=== RECORDS FOR PROCESSING ===
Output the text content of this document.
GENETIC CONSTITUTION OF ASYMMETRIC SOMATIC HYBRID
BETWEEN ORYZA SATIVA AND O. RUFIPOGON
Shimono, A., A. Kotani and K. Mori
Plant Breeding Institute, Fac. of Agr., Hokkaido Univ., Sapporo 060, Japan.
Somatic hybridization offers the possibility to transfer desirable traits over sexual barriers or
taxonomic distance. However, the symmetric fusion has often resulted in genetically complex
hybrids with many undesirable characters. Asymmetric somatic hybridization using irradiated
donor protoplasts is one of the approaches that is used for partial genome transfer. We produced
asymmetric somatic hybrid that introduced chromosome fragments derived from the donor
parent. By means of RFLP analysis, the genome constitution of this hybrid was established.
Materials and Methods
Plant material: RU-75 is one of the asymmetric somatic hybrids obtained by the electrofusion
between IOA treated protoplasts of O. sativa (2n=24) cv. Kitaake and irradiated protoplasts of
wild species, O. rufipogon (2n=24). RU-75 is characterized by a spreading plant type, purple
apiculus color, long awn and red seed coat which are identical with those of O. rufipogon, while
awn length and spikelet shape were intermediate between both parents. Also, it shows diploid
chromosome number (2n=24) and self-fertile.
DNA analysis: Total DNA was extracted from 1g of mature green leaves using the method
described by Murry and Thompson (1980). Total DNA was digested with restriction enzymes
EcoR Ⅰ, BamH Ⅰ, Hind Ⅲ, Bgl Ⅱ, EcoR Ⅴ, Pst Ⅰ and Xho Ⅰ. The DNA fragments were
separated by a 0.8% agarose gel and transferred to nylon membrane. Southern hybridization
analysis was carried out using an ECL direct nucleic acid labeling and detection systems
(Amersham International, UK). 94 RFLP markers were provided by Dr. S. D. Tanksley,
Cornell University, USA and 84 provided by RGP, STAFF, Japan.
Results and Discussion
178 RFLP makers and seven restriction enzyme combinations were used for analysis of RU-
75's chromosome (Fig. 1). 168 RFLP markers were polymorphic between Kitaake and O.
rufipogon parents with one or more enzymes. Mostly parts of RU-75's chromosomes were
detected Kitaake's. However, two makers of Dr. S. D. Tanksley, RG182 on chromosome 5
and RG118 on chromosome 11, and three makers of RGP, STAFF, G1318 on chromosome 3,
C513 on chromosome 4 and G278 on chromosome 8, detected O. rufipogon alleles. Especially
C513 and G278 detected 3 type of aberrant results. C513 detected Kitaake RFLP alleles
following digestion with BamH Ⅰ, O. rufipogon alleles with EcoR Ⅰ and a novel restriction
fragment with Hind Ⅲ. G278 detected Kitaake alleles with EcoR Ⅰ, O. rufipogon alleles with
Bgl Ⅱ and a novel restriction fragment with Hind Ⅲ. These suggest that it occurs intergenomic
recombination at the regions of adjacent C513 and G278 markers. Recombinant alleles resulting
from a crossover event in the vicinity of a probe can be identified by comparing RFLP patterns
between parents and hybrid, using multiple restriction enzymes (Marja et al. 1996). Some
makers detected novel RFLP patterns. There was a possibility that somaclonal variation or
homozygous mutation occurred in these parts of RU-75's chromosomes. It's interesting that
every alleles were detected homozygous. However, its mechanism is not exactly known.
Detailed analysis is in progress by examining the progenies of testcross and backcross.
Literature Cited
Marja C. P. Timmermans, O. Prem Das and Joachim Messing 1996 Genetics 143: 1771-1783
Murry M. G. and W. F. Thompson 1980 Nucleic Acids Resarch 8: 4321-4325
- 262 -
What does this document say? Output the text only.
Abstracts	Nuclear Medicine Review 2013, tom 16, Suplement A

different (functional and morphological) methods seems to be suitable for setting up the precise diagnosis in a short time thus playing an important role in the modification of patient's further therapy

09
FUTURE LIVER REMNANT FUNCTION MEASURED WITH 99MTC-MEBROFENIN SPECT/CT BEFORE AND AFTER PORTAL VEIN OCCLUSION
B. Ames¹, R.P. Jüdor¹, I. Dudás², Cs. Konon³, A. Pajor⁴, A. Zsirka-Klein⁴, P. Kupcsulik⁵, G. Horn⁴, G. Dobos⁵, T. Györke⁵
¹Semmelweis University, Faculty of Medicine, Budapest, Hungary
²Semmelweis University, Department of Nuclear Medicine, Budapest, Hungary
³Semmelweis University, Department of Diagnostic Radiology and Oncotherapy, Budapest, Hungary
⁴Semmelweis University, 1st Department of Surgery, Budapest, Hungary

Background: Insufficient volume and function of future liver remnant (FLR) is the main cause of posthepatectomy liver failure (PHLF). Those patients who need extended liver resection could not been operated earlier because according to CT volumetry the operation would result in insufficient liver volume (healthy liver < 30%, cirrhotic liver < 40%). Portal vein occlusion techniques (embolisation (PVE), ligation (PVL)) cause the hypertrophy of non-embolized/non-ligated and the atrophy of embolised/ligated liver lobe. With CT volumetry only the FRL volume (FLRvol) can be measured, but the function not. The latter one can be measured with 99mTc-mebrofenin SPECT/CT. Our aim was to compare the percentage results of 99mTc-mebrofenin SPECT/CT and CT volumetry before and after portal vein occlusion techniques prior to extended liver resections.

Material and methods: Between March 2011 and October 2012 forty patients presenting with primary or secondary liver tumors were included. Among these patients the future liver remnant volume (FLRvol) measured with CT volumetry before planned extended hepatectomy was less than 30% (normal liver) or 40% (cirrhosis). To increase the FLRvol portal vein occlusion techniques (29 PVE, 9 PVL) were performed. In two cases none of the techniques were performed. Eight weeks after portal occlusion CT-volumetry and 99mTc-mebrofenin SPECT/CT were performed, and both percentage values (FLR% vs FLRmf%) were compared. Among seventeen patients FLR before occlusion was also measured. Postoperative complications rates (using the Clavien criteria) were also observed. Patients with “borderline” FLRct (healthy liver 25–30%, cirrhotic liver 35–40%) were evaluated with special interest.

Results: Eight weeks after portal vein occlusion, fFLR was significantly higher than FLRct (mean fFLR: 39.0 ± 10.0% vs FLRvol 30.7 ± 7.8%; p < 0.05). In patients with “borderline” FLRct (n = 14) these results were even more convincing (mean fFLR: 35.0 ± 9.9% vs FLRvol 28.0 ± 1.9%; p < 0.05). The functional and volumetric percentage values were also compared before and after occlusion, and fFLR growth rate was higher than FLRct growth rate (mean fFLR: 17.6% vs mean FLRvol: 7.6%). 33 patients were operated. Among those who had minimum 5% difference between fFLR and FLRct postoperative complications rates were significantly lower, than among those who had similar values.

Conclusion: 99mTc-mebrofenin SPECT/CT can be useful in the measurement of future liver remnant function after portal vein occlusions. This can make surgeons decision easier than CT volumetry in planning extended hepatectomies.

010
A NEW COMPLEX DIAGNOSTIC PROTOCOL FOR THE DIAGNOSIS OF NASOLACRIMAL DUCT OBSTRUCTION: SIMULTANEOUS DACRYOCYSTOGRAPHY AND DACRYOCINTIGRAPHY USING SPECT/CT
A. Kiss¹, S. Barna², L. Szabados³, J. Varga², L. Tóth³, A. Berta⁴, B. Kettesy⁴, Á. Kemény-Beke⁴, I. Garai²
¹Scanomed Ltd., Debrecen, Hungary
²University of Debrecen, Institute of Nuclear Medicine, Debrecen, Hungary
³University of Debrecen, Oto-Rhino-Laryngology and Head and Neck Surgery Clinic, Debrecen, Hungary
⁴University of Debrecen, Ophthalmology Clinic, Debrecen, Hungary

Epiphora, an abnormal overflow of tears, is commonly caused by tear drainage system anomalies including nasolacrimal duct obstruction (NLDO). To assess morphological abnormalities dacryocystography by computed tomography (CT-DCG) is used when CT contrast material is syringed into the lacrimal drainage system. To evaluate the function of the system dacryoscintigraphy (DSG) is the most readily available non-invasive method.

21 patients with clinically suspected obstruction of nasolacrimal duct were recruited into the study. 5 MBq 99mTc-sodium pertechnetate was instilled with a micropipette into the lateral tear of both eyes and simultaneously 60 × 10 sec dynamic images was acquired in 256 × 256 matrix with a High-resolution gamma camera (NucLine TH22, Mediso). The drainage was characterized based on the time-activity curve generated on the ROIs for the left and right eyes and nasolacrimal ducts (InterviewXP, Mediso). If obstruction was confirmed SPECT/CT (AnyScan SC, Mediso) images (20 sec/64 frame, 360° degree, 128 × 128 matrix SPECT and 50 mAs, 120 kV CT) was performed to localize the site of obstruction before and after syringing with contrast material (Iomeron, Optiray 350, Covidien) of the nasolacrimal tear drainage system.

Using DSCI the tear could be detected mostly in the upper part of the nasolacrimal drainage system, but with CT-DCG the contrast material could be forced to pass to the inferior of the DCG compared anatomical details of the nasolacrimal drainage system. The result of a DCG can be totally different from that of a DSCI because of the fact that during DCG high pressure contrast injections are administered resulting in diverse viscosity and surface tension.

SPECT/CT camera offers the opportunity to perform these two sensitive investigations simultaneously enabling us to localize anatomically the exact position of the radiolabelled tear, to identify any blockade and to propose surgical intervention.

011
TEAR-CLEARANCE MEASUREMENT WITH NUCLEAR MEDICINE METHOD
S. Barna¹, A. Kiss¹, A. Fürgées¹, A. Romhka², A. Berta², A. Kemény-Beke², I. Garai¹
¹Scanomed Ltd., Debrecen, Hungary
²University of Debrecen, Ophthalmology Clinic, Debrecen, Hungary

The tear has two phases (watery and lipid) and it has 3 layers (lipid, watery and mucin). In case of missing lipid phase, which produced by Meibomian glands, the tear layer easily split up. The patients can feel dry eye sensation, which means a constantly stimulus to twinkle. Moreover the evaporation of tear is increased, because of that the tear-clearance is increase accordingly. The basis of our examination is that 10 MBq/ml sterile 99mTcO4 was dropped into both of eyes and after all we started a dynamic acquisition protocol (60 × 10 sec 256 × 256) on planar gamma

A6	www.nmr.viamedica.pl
===
- WHAT IS NEEDED -
Return each line of the data where the word "donor" appears.

- SOLUTION TO THE EXERCISE -
donor protoplasts is one of the approaches that is used for partial genome transfer. We produced
asymmetric somatic hybrid that introduced chromosome fragments derived from the donor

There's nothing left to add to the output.